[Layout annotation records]
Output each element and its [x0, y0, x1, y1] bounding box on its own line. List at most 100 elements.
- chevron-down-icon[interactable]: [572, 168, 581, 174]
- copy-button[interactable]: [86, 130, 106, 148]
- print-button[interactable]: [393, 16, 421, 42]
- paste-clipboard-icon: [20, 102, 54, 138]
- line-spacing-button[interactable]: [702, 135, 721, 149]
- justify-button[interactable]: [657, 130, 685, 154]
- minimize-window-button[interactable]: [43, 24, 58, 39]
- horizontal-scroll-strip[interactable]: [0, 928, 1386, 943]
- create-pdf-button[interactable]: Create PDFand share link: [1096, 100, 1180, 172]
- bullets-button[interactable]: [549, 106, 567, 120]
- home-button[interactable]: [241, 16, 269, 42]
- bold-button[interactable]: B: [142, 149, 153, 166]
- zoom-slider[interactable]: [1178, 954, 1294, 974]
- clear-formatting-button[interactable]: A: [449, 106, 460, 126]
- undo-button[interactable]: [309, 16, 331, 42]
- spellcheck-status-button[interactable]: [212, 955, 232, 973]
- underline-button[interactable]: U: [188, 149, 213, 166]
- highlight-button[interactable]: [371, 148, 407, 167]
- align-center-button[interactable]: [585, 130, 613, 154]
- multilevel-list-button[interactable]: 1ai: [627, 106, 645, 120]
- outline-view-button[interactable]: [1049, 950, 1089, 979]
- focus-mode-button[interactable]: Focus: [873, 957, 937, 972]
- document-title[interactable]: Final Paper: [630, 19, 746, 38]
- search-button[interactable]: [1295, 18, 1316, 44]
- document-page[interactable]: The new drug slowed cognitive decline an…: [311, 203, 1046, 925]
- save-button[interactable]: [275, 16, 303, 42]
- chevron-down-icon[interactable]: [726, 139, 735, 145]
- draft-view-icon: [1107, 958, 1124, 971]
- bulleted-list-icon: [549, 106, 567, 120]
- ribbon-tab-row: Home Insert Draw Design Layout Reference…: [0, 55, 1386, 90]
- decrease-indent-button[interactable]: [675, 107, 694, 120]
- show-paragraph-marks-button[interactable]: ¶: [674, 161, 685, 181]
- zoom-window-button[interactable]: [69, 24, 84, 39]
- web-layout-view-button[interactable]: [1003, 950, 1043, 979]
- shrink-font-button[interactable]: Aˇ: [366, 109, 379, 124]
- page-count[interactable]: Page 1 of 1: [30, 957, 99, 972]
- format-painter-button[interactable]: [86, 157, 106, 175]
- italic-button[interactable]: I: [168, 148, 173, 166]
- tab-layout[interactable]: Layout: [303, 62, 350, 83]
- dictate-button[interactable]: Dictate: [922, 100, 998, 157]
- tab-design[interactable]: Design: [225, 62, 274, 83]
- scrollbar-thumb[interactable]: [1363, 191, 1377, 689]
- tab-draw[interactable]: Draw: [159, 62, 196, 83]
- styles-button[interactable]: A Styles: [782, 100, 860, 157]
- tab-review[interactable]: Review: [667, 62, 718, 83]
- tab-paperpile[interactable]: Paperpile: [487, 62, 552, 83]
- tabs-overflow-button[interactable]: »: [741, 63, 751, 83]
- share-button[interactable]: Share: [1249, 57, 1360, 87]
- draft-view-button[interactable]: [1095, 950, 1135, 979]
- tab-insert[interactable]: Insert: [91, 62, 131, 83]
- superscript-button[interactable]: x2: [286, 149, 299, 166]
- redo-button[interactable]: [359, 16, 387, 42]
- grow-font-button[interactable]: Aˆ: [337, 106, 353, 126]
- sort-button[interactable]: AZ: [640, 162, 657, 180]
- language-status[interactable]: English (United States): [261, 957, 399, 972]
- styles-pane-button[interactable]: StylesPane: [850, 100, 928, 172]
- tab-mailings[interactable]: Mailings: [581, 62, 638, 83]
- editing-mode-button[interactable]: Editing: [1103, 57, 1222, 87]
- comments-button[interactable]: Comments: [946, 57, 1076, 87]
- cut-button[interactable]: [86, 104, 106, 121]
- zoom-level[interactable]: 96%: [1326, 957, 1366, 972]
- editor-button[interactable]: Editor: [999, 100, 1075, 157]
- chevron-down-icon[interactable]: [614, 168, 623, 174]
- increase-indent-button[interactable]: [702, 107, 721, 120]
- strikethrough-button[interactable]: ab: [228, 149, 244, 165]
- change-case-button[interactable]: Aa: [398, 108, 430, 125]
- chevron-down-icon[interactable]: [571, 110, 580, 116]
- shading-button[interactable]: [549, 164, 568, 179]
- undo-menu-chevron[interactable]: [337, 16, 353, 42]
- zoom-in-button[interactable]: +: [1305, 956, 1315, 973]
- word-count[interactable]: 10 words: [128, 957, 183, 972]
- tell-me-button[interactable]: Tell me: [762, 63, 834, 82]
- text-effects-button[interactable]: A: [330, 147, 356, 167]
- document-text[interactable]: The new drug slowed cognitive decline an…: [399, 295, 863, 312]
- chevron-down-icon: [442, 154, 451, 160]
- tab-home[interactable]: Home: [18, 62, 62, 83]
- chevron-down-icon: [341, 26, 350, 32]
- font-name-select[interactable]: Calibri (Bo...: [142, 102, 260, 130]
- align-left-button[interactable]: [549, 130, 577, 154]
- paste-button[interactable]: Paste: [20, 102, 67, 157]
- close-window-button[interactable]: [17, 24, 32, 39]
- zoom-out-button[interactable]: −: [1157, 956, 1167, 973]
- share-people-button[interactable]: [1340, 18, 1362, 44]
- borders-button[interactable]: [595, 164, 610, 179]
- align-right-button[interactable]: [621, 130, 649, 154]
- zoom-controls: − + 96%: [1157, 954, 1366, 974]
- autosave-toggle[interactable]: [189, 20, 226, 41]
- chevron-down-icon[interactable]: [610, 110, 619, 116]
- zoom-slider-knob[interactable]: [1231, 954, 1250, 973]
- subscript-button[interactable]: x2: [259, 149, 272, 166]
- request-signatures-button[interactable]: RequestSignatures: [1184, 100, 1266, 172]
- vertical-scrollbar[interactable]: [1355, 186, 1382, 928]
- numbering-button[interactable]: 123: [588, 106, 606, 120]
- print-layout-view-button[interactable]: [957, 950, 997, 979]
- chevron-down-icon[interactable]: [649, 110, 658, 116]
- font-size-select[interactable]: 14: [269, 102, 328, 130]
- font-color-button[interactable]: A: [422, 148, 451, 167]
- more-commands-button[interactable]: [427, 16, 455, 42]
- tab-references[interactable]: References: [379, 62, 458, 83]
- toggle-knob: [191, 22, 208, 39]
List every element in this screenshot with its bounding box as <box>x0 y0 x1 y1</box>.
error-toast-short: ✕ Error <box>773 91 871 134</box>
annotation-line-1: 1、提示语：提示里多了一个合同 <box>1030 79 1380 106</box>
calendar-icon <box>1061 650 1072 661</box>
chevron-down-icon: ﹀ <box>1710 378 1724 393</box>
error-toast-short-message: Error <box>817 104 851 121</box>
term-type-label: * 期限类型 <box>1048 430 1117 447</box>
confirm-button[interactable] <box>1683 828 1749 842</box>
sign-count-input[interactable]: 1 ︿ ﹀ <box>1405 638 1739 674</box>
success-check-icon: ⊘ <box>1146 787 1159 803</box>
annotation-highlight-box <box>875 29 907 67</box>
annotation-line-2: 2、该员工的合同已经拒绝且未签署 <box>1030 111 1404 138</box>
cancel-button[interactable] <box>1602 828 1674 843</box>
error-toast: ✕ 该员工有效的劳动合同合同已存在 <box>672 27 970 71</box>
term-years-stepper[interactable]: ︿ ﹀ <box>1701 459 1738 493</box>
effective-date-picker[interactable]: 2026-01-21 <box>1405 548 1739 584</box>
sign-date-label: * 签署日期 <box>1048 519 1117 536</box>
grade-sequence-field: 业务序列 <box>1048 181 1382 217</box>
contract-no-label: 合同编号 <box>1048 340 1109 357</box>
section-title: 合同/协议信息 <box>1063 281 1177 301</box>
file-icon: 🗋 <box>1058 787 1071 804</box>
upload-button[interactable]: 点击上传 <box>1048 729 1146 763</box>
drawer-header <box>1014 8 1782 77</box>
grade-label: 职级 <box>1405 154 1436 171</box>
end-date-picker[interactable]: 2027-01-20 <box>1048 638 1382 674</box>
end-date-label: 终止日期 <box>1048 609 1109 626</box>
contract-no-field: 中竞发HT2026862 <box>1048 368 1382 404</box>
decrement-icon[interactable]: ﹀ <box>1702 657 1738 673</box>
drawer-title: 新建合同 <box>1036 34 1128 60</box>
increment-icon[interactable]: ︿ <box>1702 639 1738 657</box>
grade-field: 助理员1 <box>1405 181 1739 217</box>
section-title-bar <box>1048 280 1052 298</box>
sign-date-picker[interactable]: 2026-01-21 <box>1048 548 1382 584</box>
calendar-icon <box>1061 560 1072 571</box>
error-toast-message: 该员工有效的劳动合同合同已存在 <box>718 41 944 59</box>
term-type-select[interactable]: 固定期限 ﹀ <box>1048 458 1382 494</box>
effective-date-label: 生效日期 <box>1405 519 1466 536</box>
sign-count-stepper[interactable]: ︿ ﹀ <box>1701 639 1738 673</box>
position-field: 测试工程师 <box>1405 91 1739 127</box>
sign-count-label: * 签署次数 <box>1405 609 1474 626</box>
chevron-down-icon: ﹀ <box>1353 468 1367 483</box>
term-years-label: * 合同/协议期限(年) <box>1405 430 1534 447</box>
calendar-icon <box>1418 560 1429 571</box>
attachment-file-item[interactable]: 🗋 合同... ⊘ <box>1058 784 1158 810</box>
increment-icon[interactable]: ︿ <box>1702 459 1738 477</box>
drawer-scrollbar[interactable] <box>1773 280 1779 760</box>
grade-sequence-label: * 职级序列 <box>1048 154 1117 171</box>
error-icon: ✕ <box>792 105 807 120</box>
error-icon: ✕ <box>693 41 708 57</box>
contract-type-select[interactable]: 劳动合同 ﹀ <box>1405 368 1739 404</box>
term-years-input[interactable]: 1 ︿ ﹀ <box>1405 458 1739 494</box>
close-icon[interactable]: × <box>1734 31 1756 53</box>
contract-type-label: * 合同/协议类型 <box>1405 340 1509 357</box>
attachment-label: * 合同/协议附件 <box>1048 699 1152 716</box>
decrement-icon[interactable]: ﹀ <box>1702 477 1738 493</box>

What is being asked: Reproduce the items without any change, starting with the first line of the items and going on through the line that contains "- document-title[interactable]: Final", with both ends included.

Solution to this exercise:
Output each element and its [x0, y0, x1, y1] bounding box on its own line. List at most 100 elements.
- chevron-down-icon[interactable]: [572, 168, 581, 174]
- copy-button[interactable]: [86, 130, 106, 148]
- print-button[interactable]: [393, 16, 421, 42]
- paste-clipboard-icon: [20, 102, 54, 138]
- line-spacing-button[interactable]: [702, 135, 721, 149]
- justify-button[interactable]: [657, 130, 685, 154]
- minimize-window-button[interactable]: [43, 24, 58, 39]
- horizontal-scroll-strip[interactable]: [0, 928, 1386, 943]
- create-pdf-button[interactable]: Create PDFand share link: [1096, 100, 1180, 172]
- bullets-button[interactable]: [549, 106, 567, 120]
- home-button[interactable]: [241, 16, 269, 42]
- bold-button[interactable]: B: [142, 149, 153, 166]
- zoom-slider[interactable]: [1178, 954, 1294, 974]
- clear-formatting-button[interactable]: A: [449, 106, 460, 126]
- undo-button[interactable]: [309, 16, 331, 42]
- spellcheck-status-button[interactable]: [212, 955, 232, 973]
- underline-button[interactable]: U: [188, 149, 213, 166]
- highlight-button[interactable]: [371, 148, 407, 167]
- align-center-button[interactable]: [585, 130, 613, 154]
- multilevel-list-button[interactable]: 1ai: [627, 106, 645, 120]
- outline-view-button[interactable]: [1049, 950, 1089, 979]
- focus-mode-button[interactable]: Focus: [873, 957, 937, 972]
- document-title[interactable]: Final Paper: [630, 19, 746, 38]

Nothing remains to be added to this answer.